What you will do
Across the data below, state how many lines hold "fosterfamiljen", and reply with nothing but that number.

Recorded information
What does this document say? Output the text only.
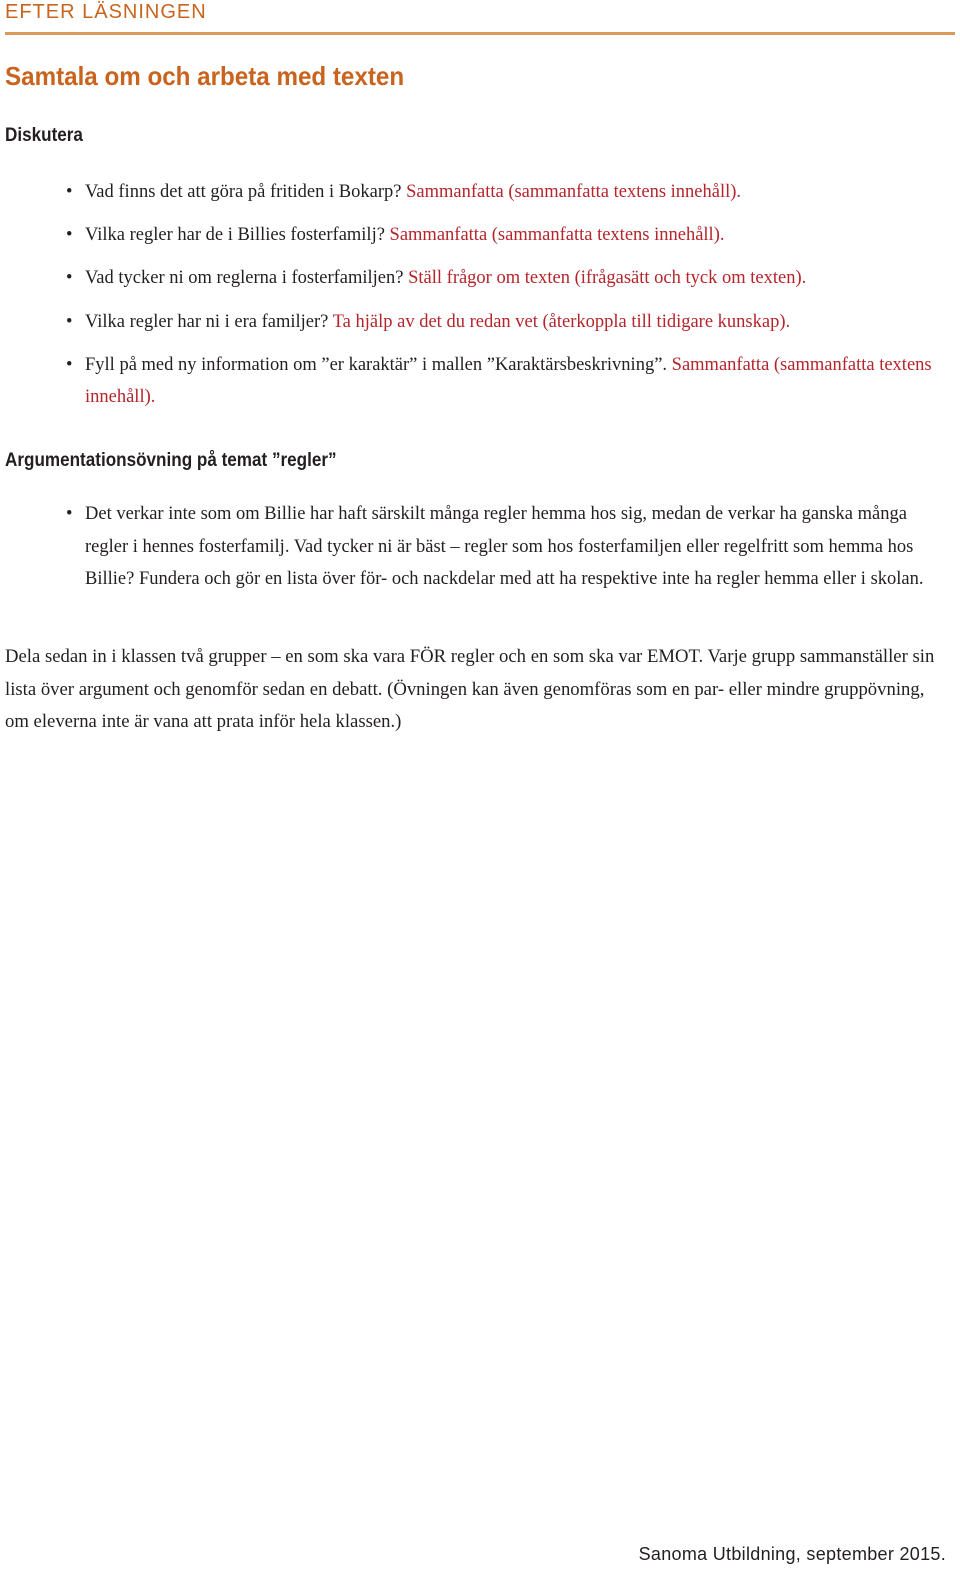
EFTER LÄSNINGEN
Samtala om och arbeta med texten
Diskutera
• Vad finns det att göra på fritiden i Bokarp? Sammanfatta (sammanfatta textens innehåll).
• Vilka regler har de i Billies fosterfamilj? Sammanfatta (sammanfatta textens innehåll).
• Vad tycker ni om reglerna i fosterfamiljen? Ställ frågor om texten (ifrågasätt och tyck om texten).
• Vilka regler har ni i era familjer? Ta hjälp av det du redan vet (återkoppla till tidigare kunskap).
• Fyll på med ny information om ”er karaktär” i mallen ”Karaktärsbeskrivning”. Sammanfatta (sammanfatta textens innehåll).
Argumentationsövning på temat ”regler”
• Det verkar inte som om Billie har haft särskilt många regler hemma hos sig, medan de verkar ha ganska många regler i hennes fosterfamilj. Vad tycker ni är bäst – regler som hos fosterfamiljen eller regelfritt som hemma hos Billie? Fundera och gör en lista över för- och nackdelar med att ha respektive inte ha regler hemma eller i skolan.

Dela sedan in i klassen två grupper – en som ska vara FÖR regler och en som ska var EMOT. Varje grupp sammanställer sin lista över argument och genomför sedan en debatt. (Övningen kan även genomföras som en par- eller mindre gruppövning, om eleverna inte är vana att prata inför hela klassen.)

Sanoma Utbildning, september 2015.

Answer to the problem
2